### Objective
Return, word for word, every line that follows.

### Given entries

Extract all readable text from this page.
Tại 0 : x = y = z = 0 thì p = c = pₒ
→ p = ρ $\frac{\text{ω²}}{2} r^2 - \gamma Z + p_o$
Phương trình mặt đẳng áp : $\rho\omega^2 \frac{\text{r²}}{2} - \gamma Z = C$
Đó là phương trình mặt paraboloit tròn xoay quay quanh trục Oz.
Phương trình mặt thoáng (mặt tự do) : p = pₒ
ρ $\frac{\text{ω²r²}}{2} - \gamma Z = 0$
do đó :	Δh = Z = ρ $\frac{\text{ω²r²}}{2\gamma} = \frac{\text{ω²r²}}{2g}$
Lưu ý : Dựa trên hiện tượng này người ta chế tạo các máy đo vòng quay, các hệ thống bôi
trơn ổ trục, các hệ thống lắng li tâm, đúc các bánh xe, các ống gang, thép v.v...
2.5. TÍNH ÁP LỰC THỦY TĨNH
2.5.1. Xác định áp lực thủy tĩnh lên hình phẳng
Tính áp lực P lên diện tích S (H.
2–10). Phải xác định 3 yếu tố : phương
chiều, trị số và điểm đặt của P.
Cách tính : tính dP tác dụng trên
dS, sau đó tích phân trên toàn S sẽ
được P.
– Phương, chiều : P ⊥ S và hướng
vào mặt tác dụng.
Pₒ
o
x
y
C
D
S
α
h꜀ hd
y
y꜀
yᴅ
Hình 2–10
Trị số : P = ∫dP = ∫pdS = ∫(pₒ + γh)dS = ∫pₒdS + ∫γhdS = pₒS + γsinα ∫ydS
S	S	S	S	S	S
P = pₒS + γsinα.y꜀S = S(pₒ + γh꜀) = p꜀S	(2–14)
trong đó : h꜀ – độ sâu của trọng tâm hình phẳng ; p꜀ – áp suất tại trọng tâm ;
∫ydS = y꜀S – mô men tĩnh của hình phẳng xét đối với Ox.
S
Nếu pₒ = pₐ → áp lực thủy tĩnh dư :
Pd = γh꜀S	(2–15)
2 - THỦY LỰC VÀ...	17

### Exercise solution
Extract all readable text from this page.
Tại 0 : x = y = z = 0 thì p = c = pₒ
→ p = ρ $\frac{\text{ω²}}{2} r^2 - \gamma Z + p_o$
Phương trình mặt đẳng áp : $\rho\omega^2 \frac{\text{r²}}{2} - \gamma Z = C$
Đó là phương trình mặt paraboloit tròn xoay quay quanh trục Oz.
Phương trình mặt thoáng (mặt tự do) : p = pₒ
ρ $\frac{\text{ω²r²}}{2} - \gamma Z = 0$
do đó :	Δh = Z = ρ $\frac{\text{ω²r²}}{2\gamma} = \frac{\text{ω²r²}}{2g}$
Lưu ý : Dựa trên hiện tượng này người ta chế tạo các máy đo vòng quay, các hệ thống bôi
trơn ổ trục, các hệ thống lắng li tâm, đúc các bánh xe, các ống gang, thép v.v...
2.5. TÍNH ÁP LỰC THỦY TĨNH
2.5.1. Xác định áp lực thủy tĩnh lên hình phẳng
Tính áp lực P lên diện tích S (H.
2–10). Phải xác định 3 yếu tố : phương
chiều, trị số và điểm đặt của P.
Cách tính : tính dP tác dụng trên
dS, sau đó tích phân trên toàn S sẽ
được P.
– Phương, chiều : P ⊥ S và hướng
vào mặt tác dụng.
Pₒ
o
x
y
C
D
S
α
h꜀ hd
y
y꜀
yᴅ
Hình 2–10
Trị số : P = ∫dP = ∫pdS = ∫(pₒ + γh)dS = ∫pₒdS + ∫γhdS = pₒS + γsinα ∫ydS
S	S	S	S	S	S
P = pₒS + γsinα.y꜀S = S(pₒ + γh꜀) = p꜀S	(2–14)
trong đó : h꜀ – độ sâu của trọng tâm hình phẳng ; p꜀ – áp suất tại trọng tâm ;
∫ydS = y꜀S – mô men tĩnh của hình phẳng xét đối với Ox.
S
Nếu pₒ = pₐ → áp lực thủy tĩnh dư :
Pd = γh꜀S	(2–15)
2 - THỦY LỰC VÀ...	17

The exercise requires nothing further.